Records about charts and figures
● ● ● ● ●

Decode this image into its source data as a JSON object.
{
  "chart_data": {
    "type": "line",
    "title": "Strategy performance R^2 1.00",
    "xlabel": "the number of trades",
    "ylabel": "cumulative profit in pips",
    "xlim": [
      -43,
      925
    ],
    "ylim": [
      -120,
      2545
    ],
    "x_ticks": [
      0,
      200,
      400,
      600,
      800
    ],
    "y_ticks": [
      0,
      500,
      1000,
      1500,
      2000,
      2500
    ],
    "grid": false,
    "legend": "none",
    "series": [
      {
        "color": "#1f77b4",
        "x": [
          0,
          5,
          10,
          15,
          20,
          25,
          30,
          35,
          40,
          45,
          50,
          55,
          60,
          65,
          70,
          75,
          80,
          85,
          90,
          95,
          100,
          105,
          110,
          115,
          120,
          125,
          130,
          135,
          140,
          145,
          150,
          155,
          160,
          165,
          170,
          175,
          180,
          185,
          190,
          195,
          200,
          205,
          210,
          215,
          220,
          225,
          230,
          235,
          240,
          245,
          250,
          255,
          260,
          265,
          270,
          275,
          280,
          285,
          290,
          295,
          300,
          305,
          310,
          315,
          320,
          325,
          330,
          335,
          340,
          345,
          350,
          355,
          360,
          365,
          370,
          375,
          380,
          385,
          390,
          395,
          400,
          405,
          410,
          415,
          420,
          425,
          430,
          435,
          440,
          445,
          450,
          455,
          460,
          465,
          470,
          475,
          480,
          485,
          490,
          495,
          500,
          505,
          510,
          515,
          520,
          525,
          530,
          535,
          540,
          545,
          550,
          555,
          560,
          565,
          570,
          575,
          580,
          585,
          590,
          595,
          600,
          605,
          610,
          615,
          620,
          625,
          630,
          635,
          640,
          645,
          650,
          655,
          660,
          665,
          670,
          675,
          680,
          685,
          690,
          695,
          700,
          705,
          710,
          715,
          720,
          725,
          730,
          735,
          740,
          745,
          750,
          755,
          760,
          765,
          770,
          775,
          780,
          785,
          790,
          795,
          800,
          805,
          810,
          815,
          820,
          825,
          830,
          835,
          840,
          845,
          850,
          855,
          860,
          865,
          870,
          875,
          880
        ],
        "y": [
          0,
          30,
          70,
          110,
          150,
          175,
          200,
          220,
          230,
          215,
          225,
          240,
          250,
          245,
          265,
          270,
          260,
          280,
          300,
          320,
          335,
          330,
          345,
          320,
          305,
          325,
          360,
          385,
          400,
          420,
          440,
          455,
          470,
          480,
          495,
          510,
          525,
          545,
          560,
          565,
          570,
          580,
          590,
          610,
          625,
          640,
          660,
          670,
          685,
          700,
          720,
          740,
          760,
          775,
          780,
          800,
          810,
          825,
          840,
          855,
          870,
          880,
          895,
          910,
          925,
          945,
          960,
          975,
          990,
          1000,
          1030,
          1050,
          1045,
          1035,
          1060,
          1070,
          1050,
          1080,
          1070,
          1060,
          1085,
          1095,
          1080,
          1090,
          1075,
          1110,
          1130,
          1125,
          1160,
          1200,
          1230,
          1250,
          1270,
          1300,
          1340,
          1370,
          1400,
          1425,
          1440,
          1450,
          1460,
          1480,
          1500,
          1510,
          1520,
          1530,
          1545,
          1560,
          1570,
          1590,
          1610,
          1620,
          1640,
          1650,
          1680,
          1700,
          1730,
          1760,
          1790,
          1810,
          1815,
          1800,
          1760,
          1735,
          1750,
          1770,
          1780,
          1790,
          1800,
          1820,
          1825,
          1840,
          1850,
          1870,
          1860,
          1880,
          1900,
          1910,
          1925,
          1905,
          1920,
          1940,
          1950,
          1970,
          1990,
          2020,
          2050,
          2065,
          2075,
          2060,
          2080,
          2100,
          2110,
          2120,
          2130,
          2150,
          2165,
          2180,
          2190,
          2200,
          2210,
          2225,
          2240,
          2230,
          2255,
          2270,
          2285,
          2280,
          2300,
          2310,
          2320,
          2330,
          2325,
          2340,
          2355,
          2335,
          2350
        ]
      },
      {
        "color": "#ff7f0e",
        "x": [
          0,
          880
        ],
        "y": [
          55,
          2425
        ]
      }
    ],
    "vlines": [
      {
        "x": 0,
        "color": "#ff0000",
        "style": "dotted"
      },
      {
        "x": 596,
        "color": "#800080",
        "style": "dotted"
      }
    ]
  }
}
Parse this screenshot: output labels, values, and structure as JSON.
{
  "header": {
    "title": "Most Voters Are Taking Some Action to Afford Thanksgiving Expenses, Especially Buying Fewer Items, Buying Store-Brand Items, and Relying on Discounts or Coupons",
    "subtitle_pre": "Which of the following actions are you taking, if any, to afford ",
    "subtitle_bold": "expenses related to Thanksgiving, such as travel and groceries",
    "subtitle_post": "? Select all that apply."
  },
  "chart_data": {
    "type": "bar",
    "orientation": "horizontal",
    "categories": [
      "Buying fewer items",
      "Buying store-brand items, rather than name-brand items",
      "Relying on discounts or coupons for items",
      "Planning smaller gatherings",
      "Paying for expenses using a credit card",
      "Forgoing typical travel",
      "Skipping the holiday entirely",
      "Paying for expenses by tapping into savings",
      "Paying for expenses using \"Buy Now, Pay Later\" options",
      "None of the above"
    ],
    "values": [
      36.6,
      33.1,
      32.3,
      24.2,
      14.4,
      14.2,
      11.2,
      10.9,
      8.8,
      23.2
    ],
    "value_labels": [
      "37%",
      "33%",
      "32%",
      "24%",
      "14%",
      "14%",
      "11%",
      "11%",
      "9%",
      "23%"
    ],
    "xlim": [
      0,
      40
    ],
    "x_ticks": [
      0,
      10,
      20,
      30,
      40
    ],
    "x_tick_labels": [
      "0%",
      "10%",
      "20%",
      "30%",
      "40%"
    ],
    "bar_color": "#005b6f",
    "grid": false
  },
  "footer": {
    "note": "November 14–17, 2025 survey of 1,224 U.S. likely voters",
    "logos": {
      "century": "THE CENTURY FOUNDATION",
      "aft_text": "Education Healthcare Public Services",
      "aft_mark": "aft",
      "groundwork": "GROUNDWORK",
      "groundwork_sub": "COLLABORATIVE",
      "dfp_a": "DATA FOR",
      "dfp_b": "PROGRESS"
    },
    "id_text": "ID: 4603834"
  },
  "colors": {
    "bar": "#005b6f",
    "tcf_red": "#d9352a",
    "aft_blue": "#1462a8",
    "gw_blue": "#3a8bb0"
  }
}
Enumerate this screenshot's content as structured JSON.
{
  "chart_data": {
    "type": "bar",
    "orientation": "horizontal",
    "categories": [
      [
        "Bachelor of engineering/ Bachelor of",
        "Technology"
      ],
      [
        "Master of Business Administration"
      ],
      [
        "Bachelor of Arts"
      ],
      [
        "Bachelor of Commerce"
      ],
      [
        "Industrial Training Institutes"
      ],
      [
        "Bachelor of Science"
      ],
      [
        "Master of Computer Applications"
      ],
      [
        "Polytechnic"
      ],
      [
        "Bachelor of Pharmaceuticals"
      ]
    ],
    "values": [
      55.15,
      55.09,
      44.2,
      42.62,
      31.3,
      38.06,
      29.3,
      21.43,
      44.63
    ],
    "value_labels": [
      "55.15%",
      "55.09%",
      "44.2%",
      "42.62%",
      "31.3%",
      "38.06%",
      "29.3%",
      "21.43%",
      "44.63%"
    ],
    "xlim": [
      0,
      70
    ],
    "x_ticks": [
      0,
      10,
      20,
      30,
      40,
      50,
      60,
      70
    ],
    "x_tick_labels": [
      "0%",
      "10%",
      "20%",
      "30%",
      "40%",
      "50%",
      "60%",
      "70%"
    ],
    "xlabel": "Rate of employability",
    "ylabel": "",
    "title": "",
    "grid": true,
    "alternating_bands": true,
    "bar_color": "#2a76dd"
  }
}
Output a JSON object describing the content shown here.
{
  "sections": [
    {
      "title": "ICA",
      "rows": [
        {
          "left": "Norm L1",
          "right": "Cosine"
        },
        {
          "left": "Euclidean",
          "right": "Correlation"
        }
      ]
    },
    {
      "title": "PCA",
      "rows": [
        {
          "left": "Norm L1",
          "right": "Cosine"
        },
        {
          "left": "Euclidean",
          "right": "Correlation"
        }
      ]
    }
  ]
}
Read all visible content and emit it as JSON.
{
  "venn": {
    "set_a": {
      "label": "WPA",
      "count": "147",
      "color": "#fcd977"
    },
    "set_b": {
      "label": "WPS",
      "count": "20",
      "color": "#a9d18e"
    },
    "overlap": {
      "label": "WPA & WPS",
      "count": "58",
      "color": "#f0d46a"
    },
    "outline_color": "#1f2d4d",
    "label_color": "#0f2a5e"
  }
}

● ● ● ● ●

The lines to reproduce run from the line containing "Read all visible content and emit it as JSON." to the end of the listing; write them out exactly and add nothing.

* **Exercise response**
Read all visible content and emit it as JSON.
{
  "venn": {
    "set_a": {
      "label": "WPA",
      "count": "147",
      "color": "#fcd977"
    },
    "set_b": {
      "label": "WPS",
      "count": "20",
      "color": "#a9d18e"
    },
    "overlap": {
      "label": "WPA & WPS",
      "count": "58",
      "color": "#f0d46a"
    },
    "outline_color": "#1f2d4d",
    "label_color": "#0f2a5e"
  }
}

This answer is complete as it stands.